=== Instructions for the task ===
Note each line where "your" appears, and copy it.

(Rows from a dataset)
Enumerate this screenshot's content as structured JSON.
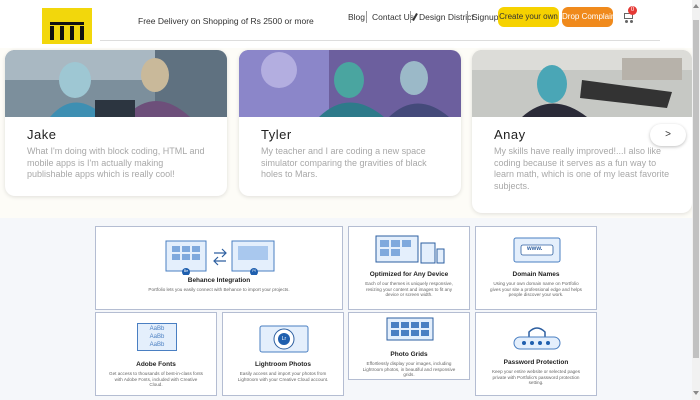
{
  "header": {
    "free_delivery": "Free Delivery on Shopping of Rs 2500 or more",
    "nav": {
      "blog": "Blog",
      "contact": "Contact Us",
      "design": "Design District",
      "signup": "Signup"
    },
    "create_button": "Create your own",
    "drop_button": "Drop Complaint",
    "cart_count": "0"
  },
  "testimonials": [
    {
      "name": "Jake",
      "text": "What I'm doing with block coding, HTML and mobile apps is I'm actually making publishable apps which is really cool!"
    },
    {
      "name": "Tyler",
      "text": "My teacher and I are coding a new space simulator comparing the gravities of black holes to Mars."
    },
    {
      "name": "Anay",
      "text": "My skills have really improved!...I also like coding because it serves as a fun way to learn math, which is one of my least favorite subjects."
    }
  ],
  "next_arrow": ">",
  "features": [
    {
      "title": "Behance Integration",
      "desc": "Portfolio lets you easily connect with Behance to import your projects.",
      "badges": [
        "Be",
        "Pf"
      ]
    },
    {
      "title": "Optimized for Any Device",
      "desc": "Each of our themes is uniquely responsive, resizing your content and images to fit any device or screen width."
    },
    {
      "title": "Domain Names",
      "desc": "Using your own domain name on Portfolio gives your site a professional edge and helps people discover your work.",
      "url_label": "www."
    },
    {
      "title": "Adobe Fonts",
      "desc": "Get access to thousands of best-in-class fonts with Adobe Fonts, included with Creative Cloud.",
      "font_samples": [
        "AaBb",
        "AaBb",
        "AaBb"
      ]
    },
    {
      "title": "Lightroom Photos",
      "desc": "Easily access and import your photos from Lightroom with your Creative Cloud account.",
      "badge": "Lr"
    },
    {
      "title": "Photo Grids",
      "desc": "Effortlessly display your images, including Lightroom photos, in beautiful and responsive grids."
    },
    {
      "title": "Password Protection",
      "desc": "Keep your entire website or selected pages private with Portfolio's password protection setting."
    }
  ]
}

=== Output of the exercise ===
    "create_button": "Create your own",
      "desc": "Portfolio lets you easily connect with Behance to import your projects.",
      "desc": "Each of our themes is uniquely responsive, resizing your content and images to fit any device or screen width."
      "desc": "Using your own domain name on Portfolio gives your site a professional edge and helps people discover your work.",
      "desc": "Easily access and import your photos from Lightroom with your Creative Cloud account.",
      "desc": "Effortlessly display your images, including Lightroom photos, in beautiful and responsive grids."
      "desc": "Keep your entire website or selected pages private with Portfolio's password protection setting."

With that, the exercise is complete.